======== Excerpted text
Indy Explains: How Nevadans’ Southwest Gas bills got so expensive
Exceptionally high natural gas bills this winter have led many customers to accuse Southwest Gas, the largest natural gas provider in the state, of price gouging.
Customers across the state who haven’t changed their usage are seeing their bills run two or three times as much as they did the year prior, with some bills tallying hundreds of dollars more per month — all while natural gas benchmark prices have reached a three-decade low.
But the increased bills reflect the costs the utility itself is paying for natural gas, according to the Public Utilities Commission of Nevada and the utility itself. Those costs fluctuate with national and global events such as a 2021 winter storm that ground natural gas production in Texas to a halt and last year’s extremely cold winter in the West.
It’s because Nevada uses a process designed to consistently monitor and adjust the costs utilities are paying for fuel, meaning customers do not pay for the cost of fuel in real time. Fuel costs reflected on customers’ bills reflect the cost of fuel the utility purchased 12 months ago. Nevada law requires utilities to adjust those rates quarterly to account for rising and declining fuel prices, with state regulators ensuring that the cost adjustments are appropriate — making it a lagging indicator of current natural gas prices.
================
======== Record list
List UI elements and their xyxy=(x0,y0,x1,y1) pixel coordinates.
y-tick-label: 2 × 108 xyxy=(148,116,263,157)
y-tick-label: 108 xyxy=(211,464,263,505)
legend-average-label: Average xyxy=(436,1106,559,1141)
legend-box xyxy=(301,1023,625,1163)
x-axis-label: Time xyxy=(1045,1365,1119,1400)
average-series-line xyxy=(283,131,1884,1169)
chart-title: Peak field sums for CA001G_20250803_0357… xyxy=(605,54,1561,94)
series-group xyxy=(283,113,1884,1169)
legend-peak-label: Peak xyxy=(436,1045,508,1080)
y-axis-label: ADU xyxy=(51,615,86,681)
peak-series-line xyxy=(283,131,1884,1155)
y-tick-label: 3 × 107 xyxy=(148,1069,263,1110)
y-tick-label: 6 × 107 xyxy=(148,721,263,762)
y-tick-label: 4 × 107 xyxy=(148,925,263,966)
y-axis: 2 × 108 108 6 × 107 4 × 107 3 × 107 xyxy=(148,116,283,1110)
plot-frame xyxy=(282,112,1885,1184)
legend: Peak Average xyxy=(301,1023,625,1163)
================
— Task list —
(A) Reproduce word for word the passage of the Southwest Gas bills article starting at "Customers across the" and ending at "a three-decade low.".
(B) Which states or regions are named in the Southwest Gas bills article? List each one once.

— List of solutions —
(A)
Customers across the state who haven’t changed their usage are seeing their bills run two or three times as much as they did the year prior, with some bills tallying hundreds of dollars more per month — all while natural gas benchmark prices have reached a three-decade low.

(B) Nevada, Texas, the West